GIVEN DATA:

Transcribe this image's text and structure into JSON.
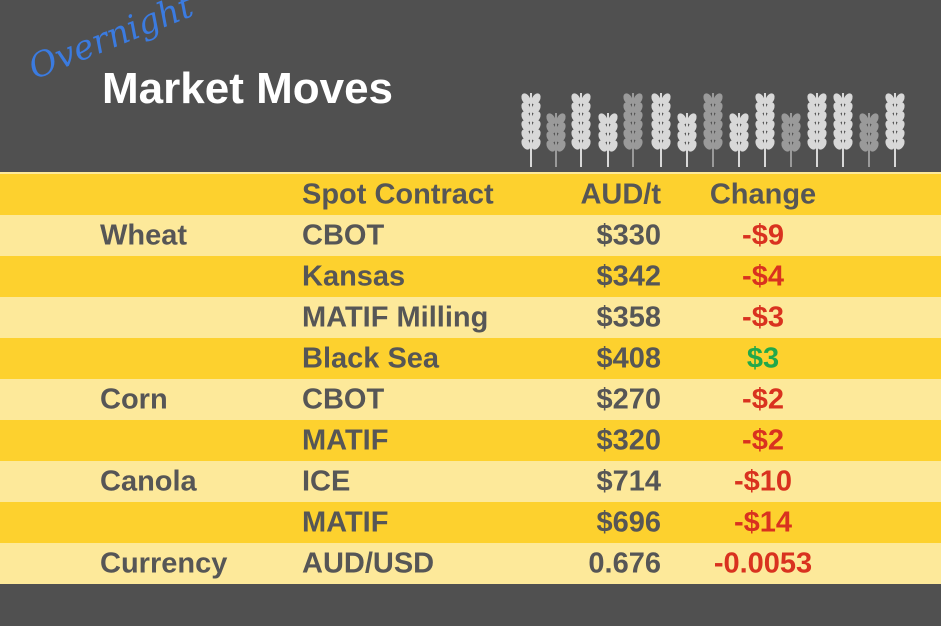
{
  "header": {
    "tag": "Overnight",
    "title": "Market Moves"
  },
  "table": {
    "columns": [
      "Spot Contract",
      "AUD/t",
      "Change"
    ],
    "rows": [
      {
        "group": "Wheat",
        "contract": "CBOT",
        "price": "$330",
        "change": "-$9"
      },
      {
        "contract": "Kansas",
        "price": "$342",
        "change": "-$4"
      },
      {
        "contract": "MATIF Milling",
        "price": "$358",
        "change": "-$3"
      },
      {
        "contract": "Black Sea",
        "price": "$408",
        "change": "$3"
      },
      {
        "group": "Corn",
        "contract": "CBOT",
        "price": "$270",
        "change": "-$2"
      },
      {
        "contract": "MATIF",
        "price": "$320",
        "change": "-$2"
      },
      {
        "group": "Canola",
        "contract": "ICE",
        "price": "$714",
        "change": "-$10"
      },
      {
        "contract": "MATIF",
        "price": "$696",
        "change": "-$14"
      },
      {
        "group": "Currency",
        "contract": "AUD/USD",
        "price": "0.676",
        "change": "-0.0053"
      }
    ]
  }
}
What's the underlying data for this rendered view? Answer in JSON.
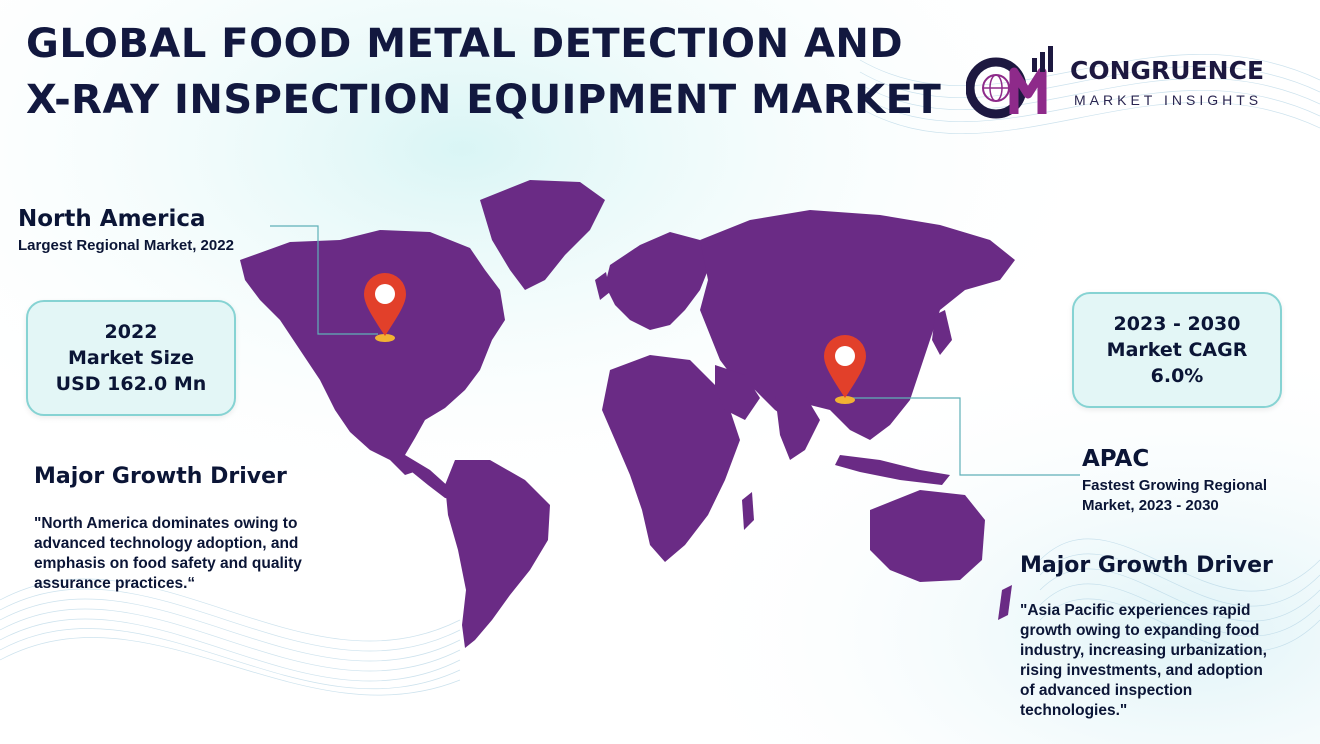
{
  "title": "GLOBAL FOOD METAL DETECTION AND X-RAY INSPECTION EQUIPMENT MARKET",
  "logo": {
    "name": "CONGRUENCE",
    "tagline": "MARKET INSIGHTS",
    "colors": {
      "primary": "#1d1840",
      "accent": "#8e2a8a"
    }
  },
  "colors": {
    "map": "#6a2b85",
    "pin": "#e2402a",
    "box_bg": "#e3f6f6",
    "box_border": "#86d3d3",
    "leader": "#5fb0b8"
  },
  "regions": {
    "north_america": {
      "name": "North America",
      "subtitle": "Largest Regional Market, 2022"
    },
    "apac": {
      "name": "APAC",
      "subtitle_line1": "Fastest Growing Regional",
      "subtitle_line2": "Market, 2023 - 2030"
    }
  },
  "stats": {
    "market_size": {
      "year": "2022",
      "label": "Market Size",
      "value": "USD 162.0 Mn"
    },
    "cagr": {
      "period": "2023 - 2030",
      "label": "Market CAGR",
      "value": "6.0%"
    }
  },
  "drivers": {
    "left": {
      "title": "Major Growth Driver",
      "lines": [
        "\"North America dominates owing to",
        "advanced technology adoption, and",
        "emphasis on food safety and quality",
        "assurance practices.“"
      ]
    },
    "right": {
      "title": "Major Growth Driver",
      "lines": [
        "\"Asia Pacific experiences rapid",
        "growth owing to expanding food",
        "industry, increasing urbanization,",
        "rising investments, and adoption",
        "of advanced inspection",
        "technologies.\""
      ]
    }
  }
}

PROBLEM DETAILS: Only lines holding the string "this" are wanted; gather each one from the entries above.

CORRECT OUTPUT:
Transcribe this image's text and structure into JSON.
What's the underlying data for this rendered view? Answer in JSON.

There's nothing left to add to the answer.